Short exercise
With the pictures omitted, write out the entries that follow exactly as they stand.

-- start of Given records --

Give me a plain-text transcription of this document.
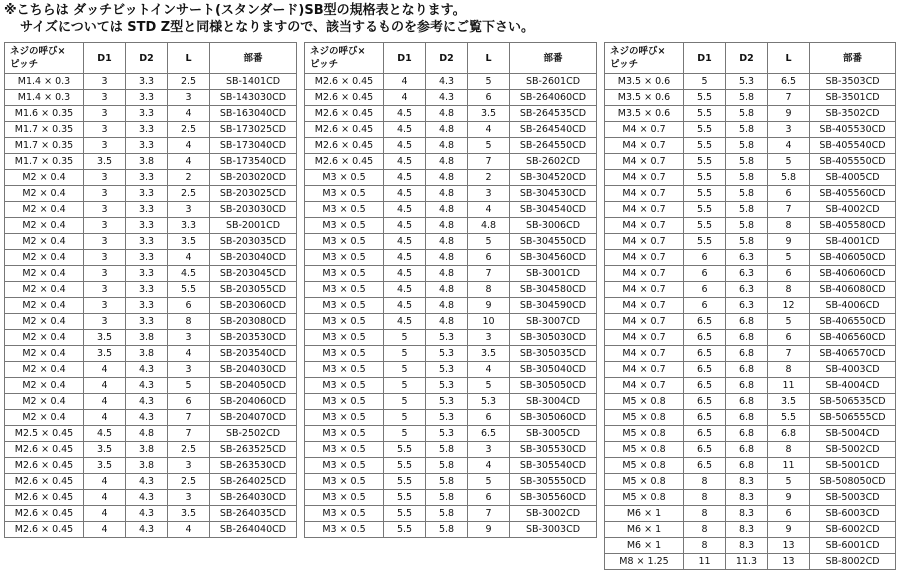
※こちらは ダッチビットインサート(スタンダード)SB型の規格表となります。
サイズについては STD Z型と同様となりますので、該当するものを参考にご覧下さい。
ネジの呼び×
ピッチ	D1	D2	L	部番
M1.4 × 0.3	3	3.3	2.5	SB-1401CD
M1.4 × 0.3	3	3.3	3	SB-143030CD
M1.6 × 0.35	3	3.3	4	SB-163040CD
M1.7 × 0.35	3	3.3	2.5	SB-173025CD
M1.7 × 0.35	3	3.3	4	SB-173040CD
M1.7 × 0.35	3.5	3.8	4	SB-173540CD
M2 × 0.4	3	3.3	2	SB-203020CD
M2 × 0.4	3	3.3	2.5	SB-203025CD
M2 × 0.4	3	3.3	3	SB-203030CD
M2 × 0.4	3	3.3	3.3	SB-2001CD
M2 × 0.4	3	3.3	3.5	SB-203035CD
M2 × 0.4	3	3.3	4	SB-203040CD
M2 × 0.4	3	3.3	4.5	SB-203045CD
M2 × 0.4	3	3.3	5.5	SB-203055CD
M2 × 0.4	3	3.3	6	SB-203060CD
M2 × 0.4	3	3.3	8	SB-203080CD
M2 × 0.4	3.5	3.8	3	SB-203530CD
M2 × 0.4	3.5	3.8	4	SB-203540CD
M2 × 0.4	4	4.3	3	SB-204030CD
M2 × 0.4	4	4.3	5	SB-204050CD
M2 × 0.4	4	4.3	6	SB-204060CD
M2 × 0.4	4	4.3	7	SB-204070CD
M2.5 × 0.45	4.5	4.8	7	SB-2502CD
M2.6 × 0.45	3.5	3.8	2.5	SB-263525CD
M2.6 × 0.45	3.5	3.8	3	SB-263530CD
M2.6 × 0.45	4	4.3	2.5	SB-264025CD
M2.6 × 0.45	4	4.3	3	SB-264030CD
M2.6 × 0.45	4	4.3	3.5	SB-264035CD
M2.6 × 0.45	4	4.3	4	SB-264040CD
ネジの呼び×
ピッチ	D1	D2	L	部番
M2.6 × 0.45	4	4.3	5	SB-2601CD
M2.6 × 0.45	4	4.3	6	SB-264060CD
M2.6 × 0.45	4.5	4.8	3.5	SB-264535CD
M2.6 × 0.45	4.5	4.8	4	SB-264540CD
M2.6 × 0.45	4.5	4.8	5	SB-264550CD
M2.6 × 0.45	4.5	4.8	7	SB-2602CD
M3 × 0.5	4.5	4.8	2	SB-304520CD
M3 × 0.5	4.5	4.8	3	SB-304530CD
M3 × 0.5	4.5	4.8	4	SB-304540CD
M3 × 0.5	4.5	4.8	4.8	SB-3006CD
M3 × 0.5	4.5	4.8	5	SB-304550CD
M3 × 0.5	4.5	4.8	6	SB-304560CD
M3 × 0.5	4.5	4.8	7	SB-3001CD
M3 × 0.5	4.5	4.8	8	SB-304580CD
M3 × 0.5	4.5	4.8	9	SB-304590CD
M3 × 0.5	4.5	4.8	10	SB-3007CD
M3 × 0.5	5	5.3	3	SB-305030CD
M3 × 0.5	5	5.3	3.5	SB-305035CD
M3 × 0.5	5	5.3	4	SB-305040CD
M3 × 0.5	5	5.3	5	SB-305050CD
M3 × 0.5	5	5.3	5.3	SB-3004CD
M3 × 0.5	5	5.3	6	SB-305060CD
M3 × 0.5	5	5.3	6.5	SB-3005CD
M3 × 0.5	5.5	5.8	3	SB-305530CD
M3 × 0.5	5.5	5.8	4	SB-305540CD
M3 × 0.5	5.5	5.8	5	SB-305550CD
M3 × 0.5	5.5	5.8	6	SB-305560CD
M3 × 0.5	5.5	5.8	7	SB-3002CD
M3 × 0.5	5.5	5.8	9	SB-3003CD
ネジの呼び×
ピッチ	D1	D2	L	部番
M3.5 × 0.6	5	5.3	6.5	SB-3503CD
M3.5 × 0.6	5.5	5.8	7	SB-3501CD
M3.5 × 0.6	5.5	5.8	9	SB-3502CD
M4 × 0.7	5.5	5.8	3	SB-405530CD
M4 × 0.7	5.5	5.8	4	SB-405540CD
M4 × 0.7	5.5	5.8	5	SB-405550CD
M4 × 0.7	5.5	5.8	5.8	SB-4005CD
M4 × 0.7	5.5	5.8	6	SB-405560CD
M4 × 0.7	5.5	5.8	7	SB-4002CD
M4 × 0.7	5.5	5.8	8	SB-405580CD
M4 × 0.7	5.5	5.8	9	SB-4001CD
M4 × 0.7	6	6.3	5	SB-406050CD
M4 × 0.7	6	6.3	6	SB-406060CD
M4 × 0.7	6	6.3	8	SB-406080CD
M4 × 0.7	6	6.3	12	SB-4006CD
M4 × 0.7	6.5	6.8	5	SB-406550CD
M4 × 0.7	6.5	6.8	6	SB-406560CD
M4 × 0.7	6.5	6.8	7	SB-406570CD
M4 × 0.7	6.5	6.8	8	SB-4003CD
M4 × 0.7	6.5	6.8	11	SB-4004CD
M5 × 0.8	6.5	6.8	3.5	SB-506535CD
M5 × 0.8	6.5	6.8	5.5	SB-506555CD
M5 × 0.8	6.5	6.8	6.8	SB-5004CD
M5 × 0.8	6.5	6.8	8	SB-5002CD
M5 × 0.8	6.5	6.8	11	SB-5001CD
M5 × 0.8	8	8.3	5	SB-508050CD
M5 × 0.8	8	8.3	9	SB-5003CD
M6 × 1	8	8.3	6	SB-6003CD
M6 × 1	8	8.3	9	SB-6002CD
M6 × 1	8	8.3	13	SB-6001CD
M8 × 1.25	11	11.3	13	SB-8002CD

-- end of Given records --

Result
Give me a plain-text transcription of this document.
※こちらは ダッチビットインサート(スタンダード)SB型の規格表となります。
サイズについては STD Z型と同様となりますので、該当するものを参考にご覧下さい。
ネジの呼び×
ピッチ	D1	D2	L	部番
M1.4 × 0.3	3	3.3	2.5	SB-1401CD
M1.4 × 0.3	3	3.3	3	SB-143030CD
M1.6 × 0.35	3	3.3	4	SB-163040CD
M1.7 × 0.35	3	3.3	2.5	SB-173025CD
M1.7 × 0.35	3	3.3	4	SB-173040CD
M1.7 × 0.35	3.5	3.8	4	SB-173540CD
M2 × 0.4	3	3.3	2	SB-203020CD
M2 × 0.4	3	3.3	2.5	SB-203025CD
M2 × 0.4	3	3.3	3	SB-203030CD
M2 × 0.4	3	3.3	3.3	SB-2001CD
M2 × 0.4	3	3.3	3.5	SB-203035CD
M2 × 0.4	3	3.3	4	SB-203040CD
M2 × 0.4	3	3.3	4.5	SB-203045CD
M2 × 0.4	3	3.3	5.5	SB-203055CD
M2 × 0.4	3	3.3	6	SB-203060CD
M2 × 0.4	3	3.3	8	SB-203080CD
M2 × 0.4	3.5	3.8	3	SB-203530CD
M2 × 0.4	3.5	3.8	4	SB-203540CD
M2 × 0.4	4	4.3	3	SB-204030CD
M2 × 0.4	4	4.3	5	SB-204050CD
M2 × 0.4	4	4.3	6	SB-204060CD
M2 × 0.4	4	4.3	7	SB-204070CD
M2.5 × 0.45	4.5	4.8	7	SB-2502CD
M2.6 × 0.45	3.5	3.8	2.5	SB-263525CD
M2.6 × 0.45	3.5	3.8	3	SB-263530CD
M2.6 × 0.45	4	4.3	2.5	SB-264025CD
M2.6 × 0.45	4	4.3	3	SB-264030CD
M2.6 × 0.45	4	4.3	3.5	SB-264035CD
M2.6 × 0.45	4	4.3	4	SB-264040CD
ネジの呼び×
ピッチ	D1	D2	L	部番
M2.6 × 0.45	4	4.3	5	SB-2601CD
M2.6 × 0.45	4	4.3	6	SB-264060CD
M2.6 × 0.45	4.5	4.8	3.5	SB-264535CD
M2.6 × 0.45	4.5	4.8	4	SB-264540CD
M2.6 × 0.45	4.5	4.8	5	SB-264550CD
M2.6 × 0.45	4.5	4.8	7	SB-2602CD
M3 × 0.5	4.5	4.8	2	SB-304520CD
M3 × 0.5	4.5	4.8	3	SB-304530CD
M3 × 0.5	4.5	4.8	4	SB-304540CD
M3 × 0.5	4.5	4.8	4.8	SB-3006CD
M3 × 0.5	4.5	4.8	5	SB-304550CD
M3 × 0.5	4.5	4.8	6	SB-304560CD
M3 × 0.5	4.5	4.8	7	SB-3001CD
M3 × 0.5	4.5	4.8	8	SB-304580CD
M3 × 0.5	4.5	4.8	9	SB-304590CD
M3 × 0.5	4.5	4.8	10	SB-3007CD
M3 × 0.5	5	5.3	3	SB-305030CD
M3 × 0.5	5	5.3	3.5	SB-305035CD
M3 × 0.5	5	5.3	4	SB-305040CD
M3 × 0.5	5	5.3	5	SB-305050CD
M3 × 0.5	5	5.3	5.3	SB-3004CD
M3 × 0.5	5	5.3	6	SB-305060CD
M3 × 0.5	5	5.3	6.5	SB-3005CD
M3 × 0.5	5.5	5.8	3	SB-305530CD
M3 × 0.5	5.5	5.8	4	SB-305540CD
M3 × 0.5	5.5	5.8	5	SB-305550CD
M3 × 0.5	5.5	5.8	6	SB-305560CD
M3 × 0.5	5.5	5.8	7	SB-3002CD
M3 × 0.5	5.5	5.8	9	SB-3003CD
ネジの呼び×
ピッチ	D1	D2	L	部番
M3.5 × 0.6	5	5.3	6.5	SB-3503CD
M3.5 × 0.6	5.5	5.8	7	SB-3501CD
M3.5 × 0.6	5.5	5.8	9	SB-3502CD
M4 × 0.7	5.5	5.8	3	SB-405530CD
M4 × 0.7	5.5	5.8	4	SB-405540CD
M4 × 0.7	5.5	5.8	5	SB-405550CD
M4 × 0.7	5.5	5.8	5.8	SB-4005CD
M4 × 0.7	5.5	5.8	6	SB-405560CD
M4 × 0.7	5.5	5.8	7	SB-4002CD
M4 × 0.7	5.5	5.8	8	SB-405580CD
M4 × 0.7	5.5	5.8	9	SB-4001CD
M4 × 0.7	6	6.3	5	SB-406050CD
M4 × 0.7	6	6.3	6	SB-406060CD
M4 × 0.7	6	6.3	8	SB-406080CD
M4 × 0.7	6	6.3	12	SB-4006CD
M4 × 0.7	6.5	6.8	5	SB-406550CD
M4 × 0.7	6.5	6.8	6	SB-406560CD
M4 × 0.7	6.5	6.8	7	SB-406570CD
M4 × 0.7	6.5	6.8	8	SB-4003CD
M4 × 0.7	6.5	6.8	11	SB-4004CD
M5 × 0.8	6.5	6.8	3.5	SB-506535CD
M5 × 0.8	6.5	6.8	5.5	SB-506555CD
M5 × 0.8	6.5	6.8	6.8	SB-5004CD
M5 × 0.8	6.5	6.8	8	SB-5002CD
M5 × 0.8	6.5	6.8	11	SB-5001CD
M5 × 0.8	8	8.3	5	SB-508050CD
M5 × 0.8	8	8.3	9	SB-5003CD
M6 × 1	8	8.3	6	SB-6003CD
M6 × 1	8	8.3	9	SB-6002CD
M6 × 1	8	8.3	13	SB-6001CD
M8 × 1.25	11	11.3	13	SB-8002CD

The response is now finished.